Exercise requirements: Copy out the material below in full, but not its images.

Entries provided:
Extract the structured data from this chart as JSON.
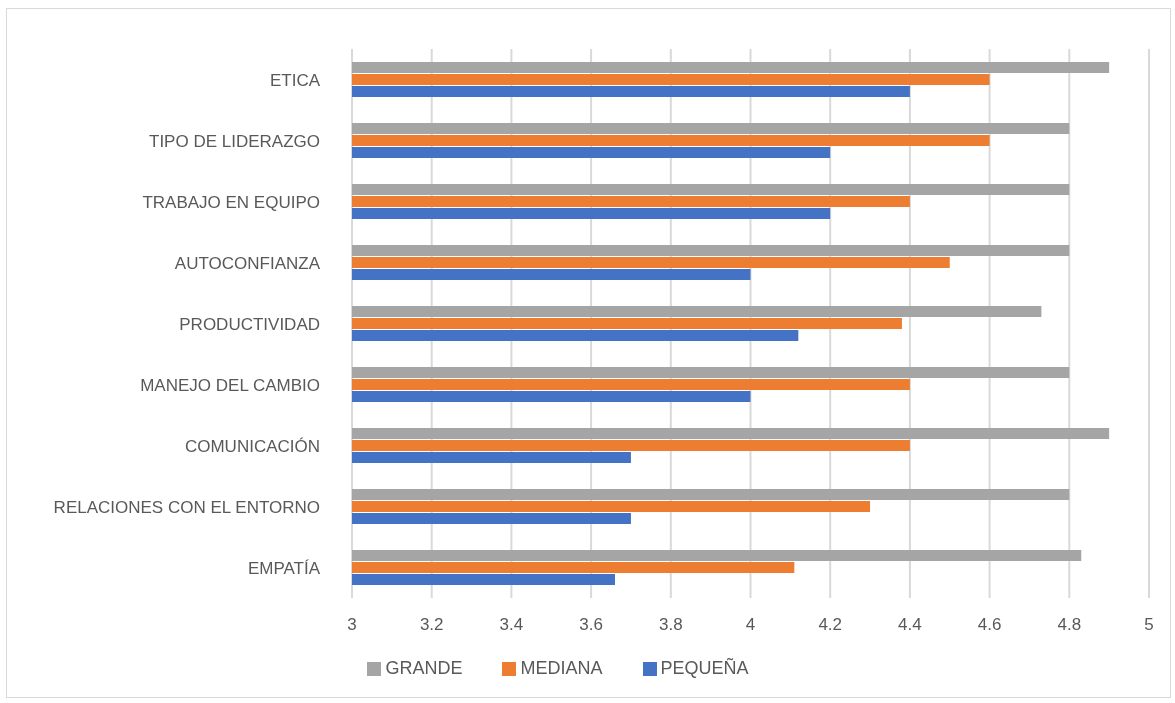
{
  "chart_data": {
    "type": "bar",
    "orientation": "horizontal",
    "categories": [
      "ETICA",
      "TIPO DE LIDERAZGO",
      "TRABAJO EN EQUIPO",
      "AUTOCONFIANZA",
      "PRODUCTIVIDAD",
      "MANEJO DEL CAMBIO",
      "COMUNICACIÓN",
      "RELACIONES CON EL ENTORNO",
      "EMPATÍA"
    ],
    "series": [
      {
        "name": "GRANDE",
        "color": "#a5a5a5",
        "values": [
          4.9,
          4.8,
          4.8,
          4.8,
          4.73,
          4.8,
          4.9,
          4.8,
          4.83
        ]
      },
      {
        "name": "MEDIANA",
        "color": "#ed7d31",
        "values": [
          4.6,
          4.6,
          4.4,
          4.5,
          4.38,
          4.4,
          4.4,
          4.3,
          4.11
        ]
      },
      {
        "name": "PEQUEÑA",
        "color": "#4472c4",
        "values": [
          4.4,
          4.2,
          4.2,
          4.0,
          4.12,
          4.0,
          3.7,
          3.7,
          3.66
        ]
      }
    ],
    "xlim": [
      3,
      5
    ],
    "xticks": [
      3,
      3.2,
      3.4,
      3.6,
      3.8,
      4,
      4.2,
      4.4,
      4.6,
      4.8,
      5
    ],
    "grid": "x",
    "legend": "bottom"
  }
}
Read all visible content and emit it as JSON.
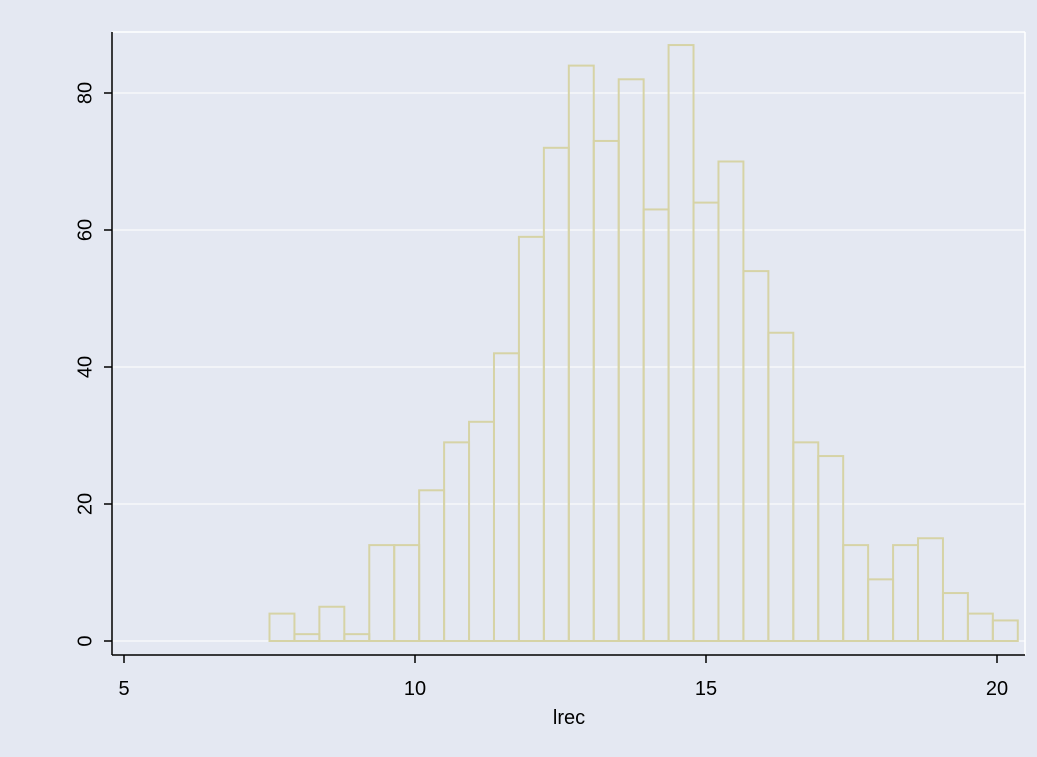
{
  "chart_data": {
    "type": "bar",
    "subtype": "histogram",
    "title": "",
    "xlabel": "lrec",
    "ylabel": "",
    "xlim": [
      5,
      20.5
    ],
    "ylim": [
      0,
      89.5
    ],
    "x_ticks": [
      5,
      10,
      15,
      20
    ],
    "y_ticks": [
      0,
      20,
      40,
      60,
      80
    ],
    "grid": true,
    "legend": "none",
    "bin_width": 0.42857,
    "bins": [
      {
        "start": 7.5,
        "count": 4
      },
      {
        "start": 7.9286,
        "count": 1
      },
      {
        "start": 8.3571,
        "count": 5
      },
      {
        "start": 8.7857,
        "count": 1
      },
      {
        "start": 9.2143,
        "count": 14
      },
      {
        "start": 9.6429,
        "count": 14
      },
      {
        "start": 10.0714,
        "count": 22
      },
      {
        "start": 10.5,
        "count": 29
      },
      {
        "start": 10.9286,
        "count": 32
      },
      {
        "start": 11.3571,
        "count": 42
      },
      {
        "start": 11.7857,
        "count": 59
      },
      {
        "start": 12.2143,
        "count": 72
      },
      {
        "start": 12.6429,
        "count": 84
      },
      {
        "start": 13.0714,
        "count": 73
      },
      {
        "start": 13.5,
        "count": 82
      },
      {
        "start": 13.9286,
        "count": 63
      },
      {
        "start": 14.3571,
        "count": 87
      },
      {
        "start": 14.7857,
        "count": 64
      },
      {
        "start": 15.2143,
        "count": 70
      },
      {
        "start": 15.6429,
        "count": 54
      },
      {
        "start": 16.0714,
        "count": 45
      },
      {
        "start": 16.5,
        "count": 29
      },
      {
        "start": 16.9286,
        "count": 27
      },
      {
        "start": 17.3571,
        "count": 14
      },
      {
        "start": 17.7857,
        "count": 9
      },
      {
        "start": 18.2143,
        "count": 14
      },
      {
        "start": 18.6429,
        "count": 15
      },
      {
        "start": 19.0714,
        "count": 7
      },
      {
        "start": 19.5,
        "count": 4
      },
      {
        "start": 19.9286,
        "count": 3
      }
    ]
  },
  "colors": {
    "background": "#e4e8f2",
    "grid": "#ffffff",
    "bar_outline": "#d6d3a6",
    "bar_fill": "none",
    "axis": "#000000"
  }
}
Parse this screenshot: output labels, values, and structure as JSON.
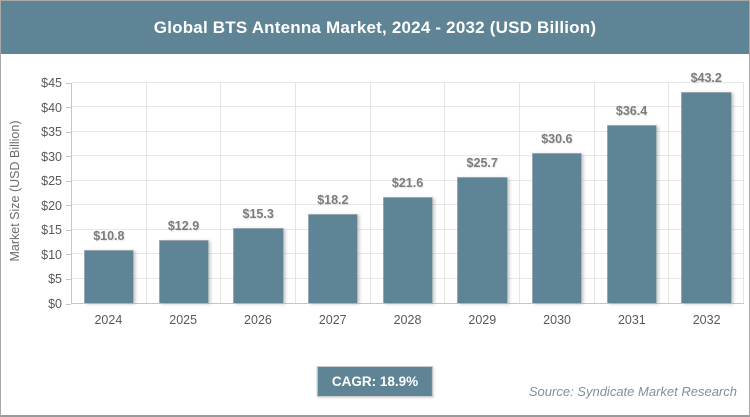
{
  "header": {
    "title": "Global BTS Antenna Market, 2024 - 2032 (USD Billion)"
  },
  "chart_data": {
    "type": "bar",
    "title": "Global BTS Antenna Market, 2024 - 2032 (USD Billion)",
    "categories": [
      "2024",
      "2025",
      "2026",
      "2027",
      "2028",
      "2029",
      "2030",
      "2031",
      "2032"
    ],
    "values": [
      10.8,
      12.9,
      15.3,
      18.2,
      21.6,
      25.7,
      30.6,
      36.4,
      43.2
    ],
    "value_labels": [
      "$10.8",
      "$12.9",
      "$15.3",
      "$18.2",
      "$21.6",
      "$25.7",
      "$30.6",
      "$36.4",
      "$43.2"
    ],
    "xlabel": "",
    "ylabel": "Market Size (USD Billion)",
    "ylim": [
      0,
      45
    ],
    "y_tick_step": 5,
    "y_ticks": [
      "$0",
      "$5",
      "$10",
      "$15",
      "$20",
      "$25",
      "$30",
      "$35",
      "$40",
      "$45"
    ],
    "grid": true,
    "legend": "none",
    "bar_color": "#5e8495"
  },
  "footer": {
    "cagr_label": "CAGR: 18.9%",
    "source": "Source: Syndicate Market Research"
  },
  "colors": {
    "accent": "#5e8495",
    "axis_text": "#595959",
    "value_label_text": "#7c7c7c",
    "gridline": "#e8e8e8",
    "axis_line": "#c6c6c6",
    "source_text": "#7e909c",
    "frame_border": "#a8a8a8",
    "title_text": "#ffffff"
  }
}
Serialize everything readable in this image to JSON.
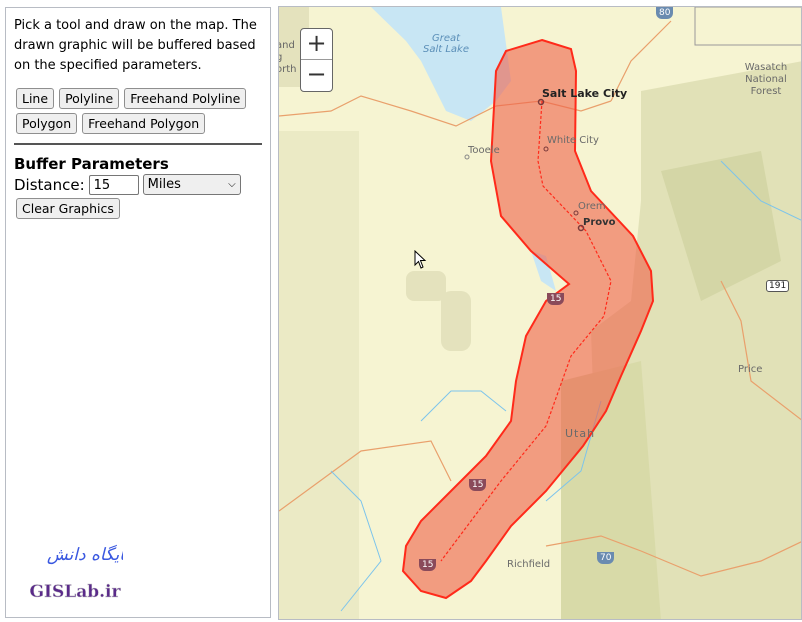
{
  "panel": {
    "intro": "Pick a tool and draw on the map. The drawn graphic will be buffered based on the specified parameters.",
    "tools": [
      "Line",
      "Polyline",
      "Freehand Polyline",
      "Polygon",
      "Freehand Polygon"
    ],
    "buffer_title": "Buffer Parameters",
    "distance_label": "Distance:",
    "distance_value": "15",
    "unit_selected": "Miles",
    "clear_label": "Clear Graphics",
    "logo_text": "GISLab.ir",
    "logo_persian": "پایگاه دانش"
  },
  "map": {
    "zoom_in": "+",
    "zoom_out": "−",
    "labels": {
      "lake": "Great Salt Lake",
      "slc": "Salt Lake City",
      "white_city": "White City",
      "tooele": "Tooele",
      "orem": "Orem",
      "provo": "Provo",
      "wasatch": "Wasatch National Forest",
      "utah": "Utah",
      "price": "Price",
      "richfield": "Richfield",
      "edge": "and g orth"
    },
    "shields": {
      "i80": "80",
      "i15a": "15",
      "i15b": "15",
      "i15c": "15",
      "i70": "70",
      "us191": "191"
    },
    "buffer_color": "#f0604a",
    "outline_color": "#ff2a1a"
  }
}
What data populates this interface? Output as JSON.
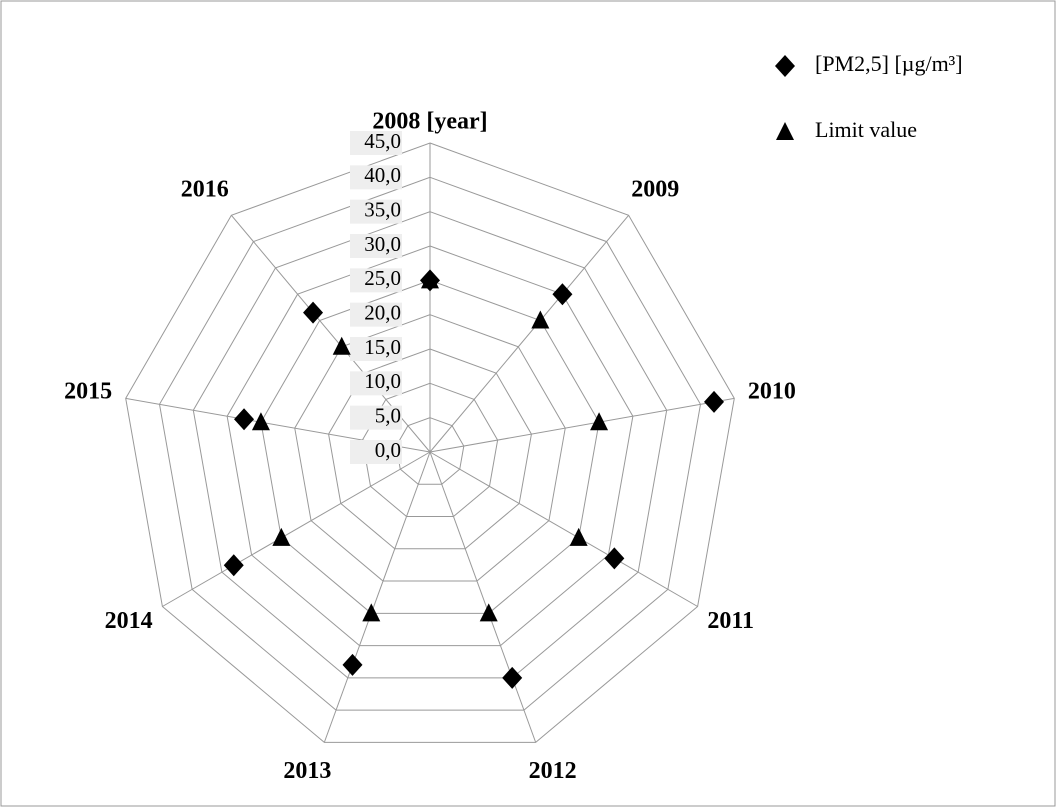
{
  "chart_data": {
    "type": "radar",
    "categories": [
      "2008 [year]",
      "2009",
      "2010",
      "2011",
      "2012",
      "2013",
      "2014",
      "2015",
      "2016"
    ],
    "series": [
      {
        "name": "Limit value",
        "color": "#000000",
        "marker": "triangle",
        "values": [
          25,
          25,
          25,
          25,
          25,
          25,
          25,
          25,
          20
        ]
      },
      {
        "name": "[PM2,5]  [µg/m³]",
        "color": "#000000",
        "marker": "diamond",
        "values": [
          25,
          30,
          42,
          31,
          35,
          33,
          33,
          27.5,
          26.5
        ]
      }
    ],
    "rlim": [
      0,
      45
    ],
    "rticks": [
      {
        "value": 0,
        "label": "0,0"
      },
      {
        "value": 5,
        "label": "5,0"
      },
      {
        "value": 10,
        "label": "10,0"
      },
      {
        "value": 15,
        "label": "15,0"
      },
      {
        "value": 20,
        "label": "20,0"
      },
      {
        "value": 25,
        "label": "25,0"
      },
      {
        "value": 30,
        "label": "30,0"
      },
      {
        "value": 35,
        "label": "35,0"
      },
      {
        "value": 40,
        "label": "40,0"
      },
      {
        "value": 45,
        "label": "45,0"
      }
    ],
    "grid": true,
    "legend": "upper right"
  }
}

Solution to the exercise:
Extract the structured data from this chart as JSON.
{
  "chart_data": {
    "type": "bar",
    "orientation": "horizontal",
    "categories": [
      "ETICA",
      "TIPO DE LIDERAZGO",
      "TRABAJO EN EQUIPO",
      "AUTOCONFIANZA",
      "PRODUCTIVIDAD",
      "MANEJO DEL CAMBIO",
      "COMUNICACIÓN",
      "RELACIONES CON EL ENTORNO",
      "EMPATÍA"
    ],
    "series": [
      {
        "name": "GRANDE",
        "color": "#a5a5a5",
        "values": [
          4.9,
          4.8,
          4.8,
          4.8,
          4.73,
          4.8,
          4.9,
          4.8,
          4.83
        ]
      },
      {
        "name": "MEDIANA",
        "color": "#ed7d31",
        "values": [
          4.6,
          4.6,
          4.4,
          4.5,
          4.38,
          4.4,
          4.4,
          4.3,
          4.11
        ]
      },
      {
        "name": "PEQUEÑA",
        "color": "#4472c4",
        "values": [
          4.4,
          4.2,
          4.2,
          4.0,
          4.12,
          4.0,
          3.7,
          3.7,
          3.66
        ]
      }
    ],
    "xlim": [
      3,
      5
    ],
    "xticks": [
      3,
      3.2,
      3.4,
      3.6,
      3.8,
      4,
      4.2,
      4.4,
      4.6,
      4.8,
      5
    ],
    "grid": "x",
    "legend": "bottom"
  }
}
Read all visible content and emit it as JSON.
{
  "chart_data": {
    "type": "bar",
    "subtype": "histogram",
    "title": "",
    "xlabel": "lrec",
    "ylabel": "",
    "xlim": [
      5,
      20.5
    ],
    "ylim": [
      0,
      89.5
    ],
    "x_ticks": [
      5,
      10,
      15,
      20
    ],
    "y_ticks": [
      0,
      20,
      40,
      60,
      80
    ],
    "grid": true,
    "legend": "none",
    "bin_width": 0.42857,
    "bins": [
      {
        "start": 7.5,
        "count": 4
      },
      {
        "start": 7.9286,
        "count": 1
      },
      {
        "start": 8.3571,
        "count": 5
      },
      {
        "start": 8.7857,
        "count": 1
      },
      {
        "start": 9.2143,
        "count": 14
      },
      {
        "start": 9.6429,
        "count": 14
      },
      {
        "start": 10.0714,
        "count": 22
      },
      {
        "start": 10.5,
        "count": 29
      },
      {
        "start": 10.9286,
        "count": 32
      },
      {
        "start": 11.3571,
        "count": 42
      },
      {
        "start": 11.7857,
        "count": 59
      },
      {
        "start": 12.2143,
        "count": 72
      },
      {
        "start": 12.6429,
        "count": 84
      },
      {
        "start": 13.0714,
        "count": 73
      },
      {
        "start": 13.5,
        "count": 82
      },
      {
        "start": 13.9286,
        "count": 63
      },
      {
        "start": 14.3571,
        "count": 87
      },
      {
        "start": 14.7857,
        "count": 64
      },
      {
        "start": 15.2143,
        "count": 70
      },
      {
        "start": 15.6429,
        "count": 54
      },
      {
        "start": 16.0714,
        "count": 45
      },
      {
        "start": 16.5,
        "count": 29
      },
      {
        "start": 16.9286,
        "count": 27
      },
      {
        "start": 17.3571,
        "count": 14
      },
      {
        "start": 17.7857,
        "count": 9
      },
      {
        "start": 18.2143,
        "count": 14
      },
      {
        "start": 18.6429,
        "count": 15
      },
      {
        "start": 19.0714,
        "count": 7
      },
      {
        "start": 19.5,
        "count": 4
      },
      {
        "start": 19.9286,
        "count": 3
      }
    ]
  },
  "colors": {
    "background": "#e4e8f2",
    "grid": "#ffffff",
    "bar_outline": "#d6d3a6",
    "bar_fill": "none",
    "axis": "#000000"
  }
}
Parse this screenshot: output labels, values, and structure as JSON.
{
  "header": {
    "title": "Global BTS Antenna Market, 2024 - 2032 (USD Billion)"
  },
  "chart_data": {
    "type": "bar",
    "title": "Global BTS Antenna Market, 2024 - 2032 (USD Billion)",
    "categories": [
      "2024",
      "2025",
      "2026",
      "2027",
      "2028",
      "2029",
      "2030",
      "2031",
      "2032"
    ],
    "values": [
      10.8,
      12.9,
      15.3,
      18.2,
      21.6,
      25.7,
      30.6,
      36.4,
      43.2
    ],
    "value_labels": [
      "$10.8",
      "$12.9",
      "$15.3",
      "$18.2",
      "$21.6",
      "$25.7",
      "$30.6",
      "$36.4",
      "$43.2"
    ],
    "xlabel": "",
    "ylabel": "Market Size (USD Billion)",
    "ylim": [
      0,
      45
    ],
    "y_tick_step": 5,
    "y_ticks": [
      "$0",
      "$5",
      "$10",
      "$15",
      "$20",
      "$25",
      "$30",
      "$35",
      "$40",
      "$45"
    ],
    "grid": true,
    "legend": "none",
    "bar_color": "#5e8495"
  },
  "footer": {
    "cagr_label": "CAGR: 18.9%",
    "source": "Source: Syndicate Market Research"
  },
  "colors": {
    "accent": "#5e8495",
    "axis_text": "#595959",
    "value_label_text": "#7c7c7c",
    "gridline": "#e8e8e8",
    "axis_line": "#c6c6c6",
    "source_text": "#7e909c",
    "frame_border": "#a8a8a8",
    "title_text": "#ffffff"
  }
}
Serialize everything readable in this image to JSON.
{
  "panel": {
    "intro": "Pick a tool and draw on the map. The drawn graphic will be buffered based on the specified parameters.",
    "tools": [
      "Line",
      "Polyline",
      "Freehand Polyline",
      "Polygon",
      "Freehand Polygon"
    ],
    "buffer_title": "Buffer Parameters",
    "distance_label": "Distance:",
    "distance_value": "15",
    "unit_selected": "Miles",
    "clear_label": "Clear Graphics",
    "logo_text": "GISLab.ir",
    "logo_persian": "پایگاه دانش"
  },
  "map": {
    "zoom_in": "+",
    "zoom_out": "−",
    "labels": {
      "lake": "Great Salt Lake",
      "slc": "Salt Lake City",
      "white_city": "White City",
      "tooele": "Tooele",
      "orem": "Orem",
      "provo": "Provo",
      "wasatch": "Wasatch National Forest",
      "utah": "Utah",
      "price": "Price",
      "richfield": "Richfield",
      "edge": "and g orth"
    },
    "shields": {
      "i80": "80",
      "i15a": "15",
      "i15b": "15",
      "i15c": "15",
      "i70": "70",
      "us191": "191"
    },
    "buffer_color": "#f0604a",
    "outline_color": "#ff2a1a"
  }
}
What data populates this interface? Output as JSON.
{
  "chart_data": {
    "type": "radar",
    "categories": [
      "2008 [year]",
      "2009",
      "2010",
      "2011",
      "2012",
      "2013",
      "2014",
      "2015",
      "2016"
    ],
    "series": [
      {
        "name": "Limit value",
        "color": "#000000",
        "marker": "triangle",
        "values": [
          25,
          25,
          25,
          25,
          25,
          25,
          25,
          25,
          20
        ]
      },
      {
        "name": "[PM2,5]  [µg/m³]",
        "color": "#000000",
        "marker": "diamond",
        "values": [
          25,
          30,
          42,
          31,
          35,
          33,
          33,
          27.5,
          26.5
        ]
      }
    ],
    "rlim": [
      0,
      45
    ],
    "rticks": [
      {
        "value": 0,
        "label": "0,0"
      },
      {
        "value": 5,
        "label": "5,0"
      },
      {
        "value": 10,
        "label": "10,0"
      },
      {
        "value": 15,
        "label": "15,0"
      },
      {
        "value": 20,
        "label": "20,0"
      },
      {
        "value": 25,
        "label": "25,0"
      },
      {
        "value": 30,
        "label": "30,0"
      },
      {
        "value": 35,
        "label": "35,0"
      },
      {
        "value": 40,
        "label": "40,0"
      },
      {
        "value": 45,
        "label": "45,0"
      }
    ],
    "grid": true,
    "legend": "upper right"
  }
}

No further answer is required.